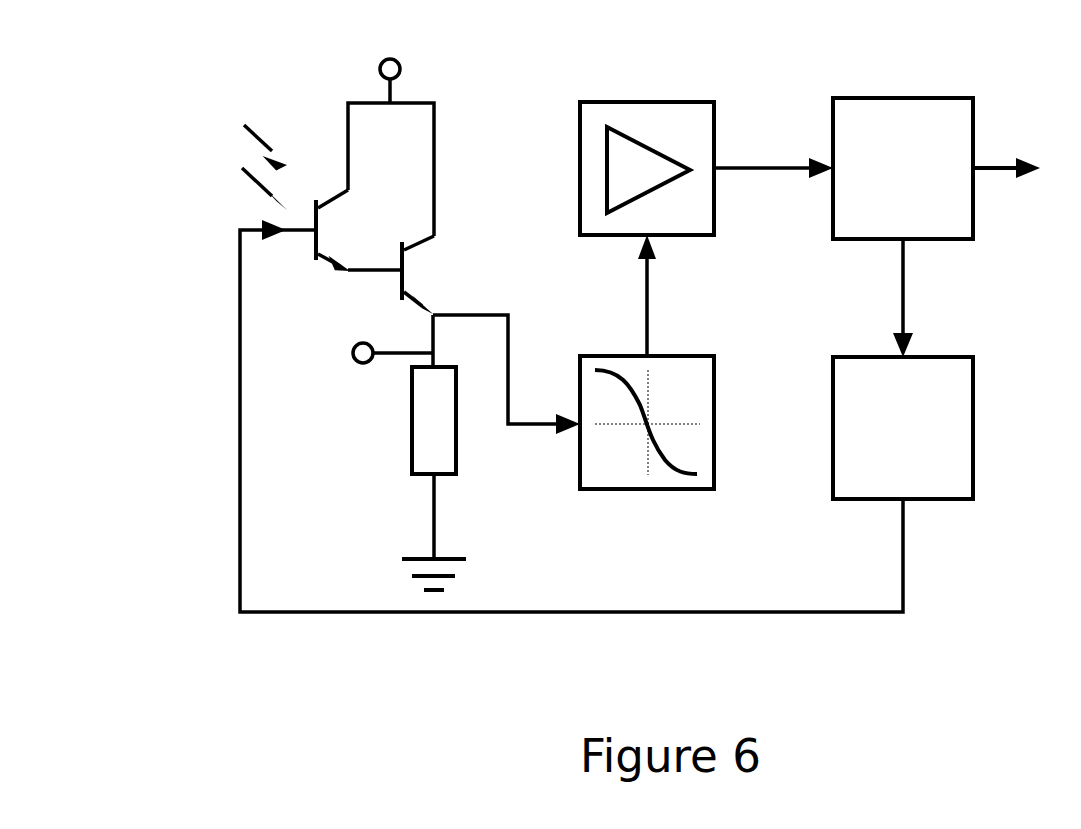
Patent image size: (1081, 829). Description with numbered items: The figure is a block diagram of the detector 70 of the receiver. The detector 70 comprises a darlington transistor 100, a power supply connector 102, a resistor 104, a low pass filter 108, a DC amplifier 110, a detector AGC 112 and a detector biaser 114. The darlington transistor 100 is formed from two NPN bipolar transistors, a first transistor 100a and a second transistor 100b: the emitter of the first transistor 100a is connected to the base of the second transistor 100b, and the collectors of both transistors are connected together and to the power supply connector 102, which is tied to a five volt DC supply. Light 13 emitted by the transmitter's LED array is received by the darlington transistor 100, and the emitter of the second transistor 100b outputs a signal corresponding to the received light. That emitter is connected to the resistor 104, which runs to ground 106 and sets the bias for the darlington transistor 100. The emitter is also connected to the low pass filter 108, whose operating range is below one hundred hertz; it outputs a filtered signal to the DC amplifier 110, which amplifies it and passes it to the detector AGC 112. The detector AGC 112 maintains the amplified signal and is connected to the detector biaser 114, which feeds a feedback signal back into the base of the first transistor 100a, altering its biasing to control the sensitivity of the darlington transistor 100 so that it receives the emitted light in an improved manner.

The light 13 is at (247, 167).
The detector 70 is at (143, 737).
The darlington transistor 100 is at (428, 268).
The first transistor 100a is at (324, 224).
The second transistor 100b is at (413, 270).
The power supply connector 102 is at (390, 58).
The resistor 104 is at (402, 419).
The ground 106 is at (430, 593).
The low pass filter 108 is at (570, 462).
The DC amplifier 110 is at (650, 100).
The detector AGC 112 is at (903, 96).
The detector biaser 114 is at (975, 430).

++++++++++++++++++++

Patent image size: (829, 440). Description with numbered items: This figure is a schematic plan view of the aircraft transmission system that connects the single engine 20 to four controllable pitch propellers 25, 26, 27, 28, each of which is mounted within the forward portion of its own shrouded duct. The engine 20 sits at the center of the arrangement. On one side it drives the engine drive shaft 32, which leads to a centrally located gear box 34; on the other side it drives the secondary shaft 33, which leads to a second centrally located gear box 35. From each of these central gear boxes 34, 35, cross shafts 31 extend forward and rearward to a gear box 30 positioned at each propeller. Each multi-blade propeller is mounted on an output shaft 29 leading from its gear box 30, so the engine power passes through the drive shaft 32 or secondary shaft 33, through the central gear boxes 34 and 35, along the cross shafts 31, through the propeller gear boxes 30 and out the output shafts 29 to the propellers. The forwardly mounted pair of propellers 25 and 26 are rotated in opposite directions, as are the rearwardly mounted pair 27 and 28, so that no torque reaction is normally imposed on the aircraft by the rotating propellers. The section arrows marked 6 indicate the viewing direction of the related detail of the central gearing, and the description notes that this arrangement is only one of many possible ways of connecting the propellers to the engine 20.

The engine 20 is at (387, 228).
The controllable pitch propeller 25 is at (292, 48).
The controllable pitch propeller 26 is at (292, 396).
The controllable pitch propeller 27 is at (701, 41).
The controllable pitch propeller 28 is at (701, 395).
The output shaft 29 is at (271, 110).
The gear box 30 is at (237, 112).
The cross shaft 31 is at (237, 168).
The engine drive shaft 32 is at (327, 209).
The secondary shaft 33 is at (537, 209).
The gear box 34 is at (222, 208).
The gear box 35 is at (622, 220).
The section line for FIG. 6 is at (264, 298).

++++++++++++++++++++

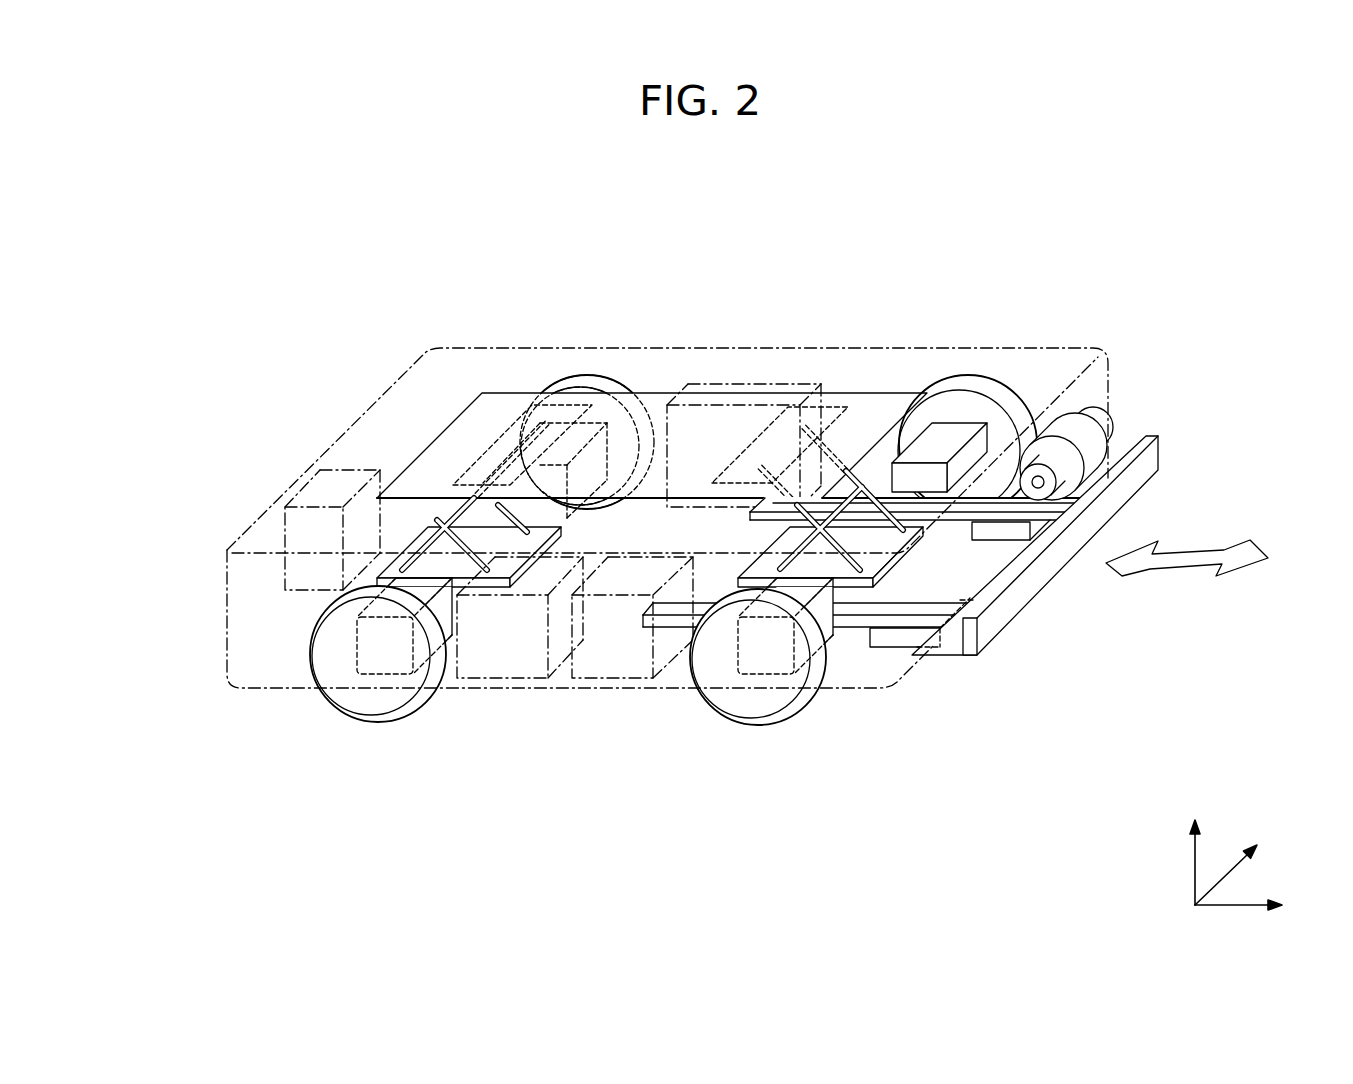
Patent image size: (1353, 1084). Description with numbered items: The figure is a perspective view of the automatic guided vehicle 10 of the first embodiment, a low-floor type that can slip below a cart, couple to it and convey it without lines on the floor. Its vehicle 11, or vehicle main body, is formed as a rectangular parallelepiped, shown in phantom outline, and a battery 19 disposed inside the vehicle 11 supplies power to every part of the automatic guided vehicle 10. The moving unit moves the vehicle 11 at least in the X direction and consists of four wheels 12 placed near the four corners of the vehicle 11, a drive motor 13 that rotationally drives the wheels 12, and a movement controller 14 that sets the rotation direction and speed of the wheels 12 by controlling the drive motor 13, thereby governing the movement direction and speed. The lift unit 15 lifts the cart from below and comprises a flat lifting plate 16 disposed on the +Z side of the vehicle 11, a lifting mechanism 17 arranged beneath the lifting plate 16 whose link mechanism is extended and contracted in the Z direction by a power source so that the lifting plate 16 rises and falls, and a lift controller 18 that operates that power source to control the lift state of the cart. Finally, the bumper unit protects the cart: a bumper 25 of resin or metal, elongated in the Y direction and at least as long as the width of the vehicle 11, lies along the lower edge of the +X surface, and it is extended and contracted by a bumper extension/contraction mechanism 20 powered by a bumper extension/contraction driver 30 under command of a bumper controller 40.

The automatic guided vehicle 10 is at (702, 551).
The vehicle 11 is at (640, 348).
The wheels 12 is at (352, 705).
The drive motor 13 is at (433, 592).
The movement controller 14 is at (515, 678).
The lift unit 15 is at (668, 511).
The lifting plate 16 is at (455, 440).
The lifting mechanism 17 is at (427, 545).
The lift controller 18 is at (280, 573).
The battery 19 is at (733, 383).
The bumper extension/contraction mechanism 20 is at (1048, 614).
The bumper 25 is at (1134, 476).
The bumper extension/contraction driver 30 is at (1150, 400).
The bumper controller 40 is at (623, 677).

++++++++++++++++++++

Copy the lines from the line with "Patent image size: (1353, 1084)." to the line with "The lifting mechanism 17 is at (427, 545).", substituting "trolley" for "cart" and changing nothing else.

Patent image size: (1353, 1084). Description with numbered items: The figure is a perspective view of the automatic guided vehicle 10 of the first embodiment, a low-floor type that can slip below a trolley, couple to it and convey it without lines on the floor. Its vehicle 11, or vehicle main body, is formed as a rectangular parallelepiped, shown in phantom outline, and a battery 19 disposed inside the vehicle 11 supplies power to every part of the automatic guided vehicle 10. The moving unit moves the vehicle 11 at least in the X direction and consists of four wheels 12 placed near the four corners of the vehicle 11, a drive motor 13 that rotationally drives the wheels 12, and a movement controller 14 that sets the rotation direction and speed of the wheels 12 by controlling the drive motor 13, thereby governing the movement direction and speed. The lift unit 15 lifts the trolley from below and comprises a flat lifting plate 16 disposed on the +Z side of the vehicle 11, a lifting mechanism 17 arranged beneath the lifting plate 16 whose link mechanism is extended and contracted in the Z direction by a power source so that the lifting plate 16 rises and falls, and a lift controller 18 that operates that power source to control the lift state of the trolley. Finally, the bumper unit protects the trolley: a bumper 25 of resin or metal, elongated in the Y direction and at least as long as the width of the vehicle 11, lies along the lower edge of the +X surface, and it is extended and contracted by a bumper extension/contraction mechanism 20 powered by a bumper extension/contraction driver 30 under command of a bumper controller 40.

The automatic guided vehicle 10 is at (702, 551).
The vehicle 11 is at (640, 348).
The wheels 12 is at (352, 705).
The drive motor 13 is at (433, 592).
The movement controller 14 is at (515, 678).
The lift unit 15 is at (668, 511).
The lifting plate 16 is at (455, 440).
The lifting mechanism 17 is at (427, 545).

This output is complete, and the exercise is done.